• _TO BE DONE_: The entries below contain pictures. Retype everything except those pictures, exactly as given.

start TASK DATA

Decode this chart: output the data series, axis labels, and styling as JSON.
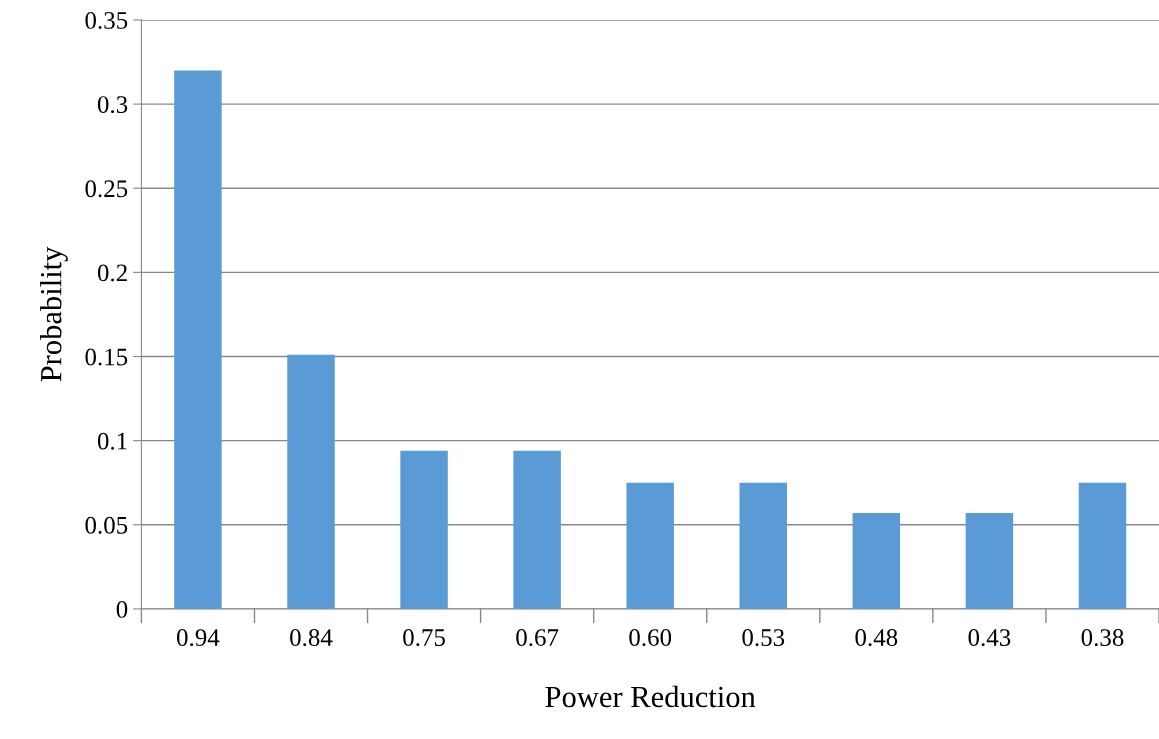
{
  "chart_data": {
    "type": "bar",
    "xlabel": "Power Reduction",
    "ylabel": "Probability",
    "categories": [
      "0.94",
      "0.84",
      "0.75",
      "0.67",
      "0.60",
      "0.53",
      "0.48",
      "0.43",
      "0.38"
    ],
    "values": [
      0.32,
      0.151,
      0.094,
      0.094,
      0.075,
      0.075,
      0.057,
      0.057,
      0.075
    ],
    "color": "#5b9bd5",
    "ylim": [
      0,
      0.35
    ],
    "yticks": [
      0,
      0.05,
      0.1,
      0.15,
      0.2,
      0.25,
      0.3,
      0.35
    ],
    "grid": "y",
    "legend": false
  }
}
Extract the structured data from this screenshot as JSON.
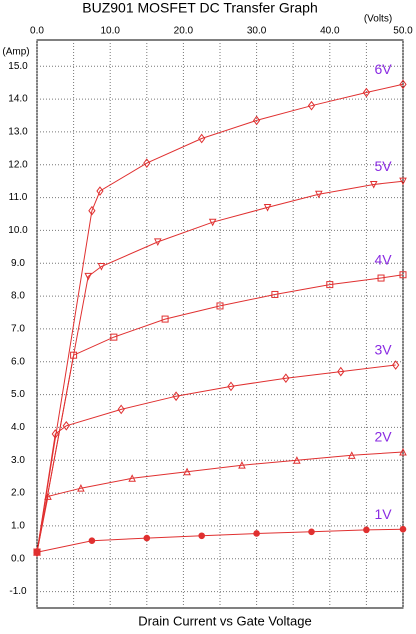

end TASK DATA

• _TASK RESULT_:
Decode this chart: output the data series, axis labels, and styling as JSON.
{
  "chart_data": {
    "type": "bar",
    "xlabel": "Power Reduction",
    "ylabel": "Probability",
    "categories": [
      "0.94",
      "0.84",
      "0.75",
      "0.67",
      "0.60",
      "0.53",
      "0.48",
      "0.43",
      "0.38"
    ],
    "values": [
      0.32,
      0.151,
      0.094,
      0.094,
      0.075,
      0.075,
      0.057,
      0.057,
      0.075
    ],
    "color": "#5b9bd5",
    "ylim": [
      0,
      0.35
    ],
    "yticks": [
      0,
      0.05,
      0.1,
      0.15,
      0.2,
      0.25,
      0.3,
      0.35
    ],
    "grid": "y",
    "legend": false
  }
}
Extract the structured data from this screenshot as JSON.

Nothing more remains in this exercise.